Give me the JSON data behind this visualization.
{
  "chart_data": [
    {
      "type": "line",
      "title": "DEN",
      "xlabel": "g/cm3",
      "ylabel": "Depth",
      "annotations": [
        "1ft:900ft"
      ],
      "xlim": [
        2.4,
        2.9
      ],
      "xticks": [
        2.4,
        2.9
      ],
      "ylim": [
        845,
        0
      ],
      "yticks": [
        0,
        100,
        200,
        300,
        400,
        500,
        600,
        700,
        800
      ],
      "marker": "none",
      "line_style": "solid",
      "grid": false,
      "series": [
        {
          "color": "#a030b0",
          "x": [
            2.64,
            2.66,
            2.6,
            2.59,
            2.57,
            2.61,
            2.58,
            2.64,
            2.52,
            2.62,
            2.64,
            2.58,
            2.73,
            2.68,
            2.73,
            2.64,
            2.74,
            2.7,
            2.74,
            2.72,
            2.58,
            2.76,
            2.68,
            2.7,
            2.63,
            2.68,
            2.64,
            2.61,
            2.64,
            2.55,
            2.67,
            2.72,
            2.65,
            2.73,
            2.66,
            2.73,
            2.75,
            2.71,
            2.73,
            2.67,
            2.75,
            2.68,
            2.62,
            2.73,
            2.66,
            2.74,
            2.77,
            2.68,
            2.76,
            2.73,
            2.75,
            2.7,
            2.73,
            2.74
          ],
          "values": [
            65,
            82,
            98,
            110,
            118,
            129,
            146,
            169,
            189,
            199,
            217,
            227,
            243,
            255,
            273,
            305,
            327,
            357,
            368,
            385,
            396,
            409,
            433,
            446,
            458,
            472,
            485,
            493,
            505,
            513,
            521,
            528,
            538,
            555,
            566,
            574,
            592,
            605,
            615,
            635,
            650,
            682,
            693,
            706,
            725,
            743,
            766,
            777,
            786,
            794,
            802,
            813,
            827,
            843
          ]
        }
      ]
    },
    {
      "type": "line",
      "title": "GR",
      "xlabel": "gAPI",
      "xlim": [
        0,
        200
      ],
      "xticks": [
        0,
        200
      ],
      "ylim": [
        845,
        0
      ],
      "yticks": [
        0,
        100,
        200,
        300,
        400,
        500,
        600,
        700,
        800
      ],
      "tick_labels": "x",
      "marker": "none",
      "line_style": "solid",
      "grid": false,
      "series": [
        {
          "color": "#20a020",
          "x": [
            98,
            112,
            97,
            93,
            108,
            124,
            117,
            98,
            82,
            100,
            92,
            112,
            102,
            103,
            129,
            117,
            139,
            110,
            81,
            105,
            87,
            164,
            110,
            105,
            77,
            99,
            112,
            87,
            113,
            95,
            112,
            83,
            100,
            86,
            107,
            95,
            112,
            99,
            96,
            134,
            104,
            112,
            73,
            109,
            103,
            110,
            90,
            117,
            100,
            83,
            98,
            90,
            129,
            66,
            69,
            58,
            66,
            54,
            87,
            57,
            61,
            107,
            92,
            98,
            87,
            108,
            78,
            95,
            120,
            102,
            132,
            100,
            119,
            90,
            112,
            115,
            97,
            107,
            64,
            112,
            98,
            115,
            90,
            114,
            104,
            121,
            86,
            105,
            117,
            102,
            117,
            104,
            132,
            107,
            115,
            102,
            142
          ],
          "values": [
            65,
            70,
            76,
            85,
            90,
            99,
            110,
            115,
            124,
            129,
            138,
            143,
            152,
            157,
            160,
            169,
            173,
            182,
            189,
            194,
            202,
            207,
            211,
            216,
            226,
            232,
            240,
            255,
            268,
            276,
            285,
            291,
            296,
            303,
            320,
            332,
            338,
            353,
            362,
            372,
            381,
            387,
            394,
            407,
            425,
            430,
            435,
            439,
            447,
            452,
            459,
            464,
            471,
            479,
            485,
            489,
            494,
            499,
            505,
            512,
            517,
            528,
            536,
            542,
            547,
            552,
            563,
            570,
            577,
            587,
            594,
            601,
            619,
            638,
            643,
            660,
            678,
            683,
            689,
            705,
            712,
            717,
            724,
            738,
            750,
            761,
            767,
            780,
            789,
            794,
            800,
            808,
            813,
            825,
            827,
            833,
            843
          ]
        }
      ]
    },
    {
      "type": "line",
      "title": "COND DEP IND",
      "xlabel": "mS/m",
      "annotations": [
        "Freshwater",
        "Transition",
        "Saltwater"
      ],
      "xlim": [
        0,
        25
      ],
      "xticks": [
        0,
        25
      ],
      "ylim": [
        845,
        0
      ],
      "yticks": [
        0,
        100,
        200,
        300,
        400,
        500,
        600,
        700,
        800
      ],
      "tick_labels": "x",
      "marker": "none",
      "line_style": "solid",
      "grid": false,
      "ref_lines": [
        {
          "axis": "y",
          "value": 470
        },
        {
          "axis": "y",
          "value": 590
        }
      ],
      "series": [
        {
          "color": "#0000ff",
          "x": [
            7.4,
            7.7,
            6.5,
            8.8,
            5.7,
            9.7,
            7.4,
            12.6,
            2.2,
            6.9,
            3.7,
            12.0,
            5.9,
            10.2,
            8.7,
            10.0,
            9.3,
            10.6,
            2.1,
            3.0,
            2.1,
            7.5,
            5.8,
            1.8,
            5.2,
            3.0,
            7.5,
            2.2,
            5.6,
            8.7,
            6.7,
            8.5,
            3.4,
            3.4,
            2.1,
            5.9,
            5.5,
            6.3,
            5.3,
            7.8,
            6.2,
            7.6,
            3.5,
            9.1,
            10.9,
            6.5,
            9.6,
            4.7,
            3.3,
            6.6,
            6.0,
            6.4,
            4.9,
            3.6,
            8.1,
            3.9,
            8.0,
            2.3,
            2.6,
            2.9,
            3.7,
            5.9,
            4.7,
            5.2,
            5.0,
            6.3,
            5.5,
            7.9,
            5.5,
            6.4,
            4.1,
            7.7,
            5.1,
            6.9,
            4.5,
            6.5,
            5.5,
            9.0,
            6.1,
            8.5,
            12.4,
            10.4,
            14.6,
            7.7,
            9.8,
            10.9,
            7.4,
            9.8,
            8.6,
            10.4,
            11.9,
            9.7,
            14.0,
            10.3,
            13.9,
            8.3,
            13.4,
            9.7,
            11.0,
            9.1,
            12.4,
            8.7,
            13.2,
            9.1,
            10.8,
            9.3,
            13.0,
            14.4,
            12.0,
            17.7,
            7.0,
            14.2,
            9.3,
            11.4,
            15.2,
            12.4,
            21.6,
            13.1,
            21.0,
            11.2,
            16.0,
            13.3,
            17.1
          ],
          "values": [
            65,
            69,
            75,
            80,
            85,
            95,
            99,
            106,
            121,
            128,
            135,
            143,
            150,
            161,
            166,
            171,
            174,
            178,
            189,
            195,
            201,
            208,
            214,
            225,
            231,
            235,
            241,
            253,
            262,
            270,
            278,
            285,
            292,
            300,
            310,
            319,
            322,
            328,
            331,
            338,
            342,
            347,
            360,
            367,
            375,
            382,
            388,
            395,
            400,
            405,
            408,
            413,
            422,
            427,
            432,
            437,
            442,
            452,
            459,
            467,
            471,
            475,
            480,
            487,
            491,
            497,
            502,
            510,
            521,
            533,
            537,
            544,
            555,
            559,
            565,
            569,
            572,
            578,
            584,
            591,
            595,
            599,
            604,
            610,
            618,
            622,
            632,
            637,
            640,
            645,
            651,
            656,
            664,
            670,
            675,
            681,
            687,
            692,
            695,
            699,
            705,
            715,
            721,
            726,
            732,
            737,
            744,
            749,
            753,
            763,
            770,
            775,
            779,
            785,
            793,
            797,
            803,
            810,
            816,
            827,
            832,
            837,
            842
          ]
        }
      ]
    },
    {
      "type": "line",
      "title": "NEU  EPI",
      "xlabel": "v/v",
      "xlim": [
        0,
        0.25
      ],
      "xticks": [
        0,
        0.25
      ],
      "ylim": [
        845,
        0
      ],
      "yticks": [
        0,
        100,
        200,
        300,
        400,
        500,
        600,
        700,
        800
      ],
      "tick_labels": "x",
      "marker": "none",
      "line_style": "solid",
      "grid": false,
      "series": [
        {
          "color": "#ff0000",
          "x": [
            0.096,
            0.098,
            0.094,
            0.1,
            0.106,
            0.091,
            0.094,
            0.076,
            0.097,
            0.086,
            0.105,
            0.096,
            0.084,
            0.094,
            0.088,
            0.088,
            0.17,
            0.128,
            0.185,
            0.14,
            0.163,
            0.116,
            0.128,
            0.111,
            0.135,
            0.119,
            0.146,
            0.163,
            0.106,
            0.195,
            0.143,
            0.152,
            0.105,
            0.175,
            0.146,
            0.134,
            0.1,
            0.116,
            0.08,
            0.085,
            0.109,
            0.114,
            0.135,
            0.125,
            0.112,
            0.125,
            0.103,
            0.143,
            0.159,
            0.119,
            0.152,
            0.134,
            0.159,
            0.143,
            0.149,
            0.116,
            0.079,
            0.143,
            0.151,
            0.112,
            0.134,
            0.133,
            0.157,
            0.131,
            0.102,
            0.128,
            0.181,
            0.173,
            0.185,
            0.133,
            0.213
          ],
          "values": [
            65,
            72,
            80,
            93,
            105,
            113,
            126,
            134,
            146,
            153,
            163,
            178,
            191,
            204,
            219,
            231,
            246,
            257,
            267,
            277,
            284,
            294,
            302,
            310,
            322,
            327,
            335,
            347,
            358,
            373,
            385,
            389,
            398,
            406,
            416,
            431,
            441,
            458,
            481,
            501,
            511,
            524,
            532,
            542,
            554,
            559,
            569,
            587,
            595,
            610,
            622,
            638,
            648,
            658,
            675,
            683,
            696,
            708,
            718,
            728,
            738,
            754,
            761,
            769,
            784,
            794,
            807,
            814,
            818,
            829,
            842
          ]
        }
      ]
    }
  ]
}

####

Return each line of the data that contains the string "xlabel".

— Problem solution —
      "xlabel": "g/cm3",
      "xlabel": "gAPI",
      "xlabel": "mS/m",
      "xlabel": "v/v",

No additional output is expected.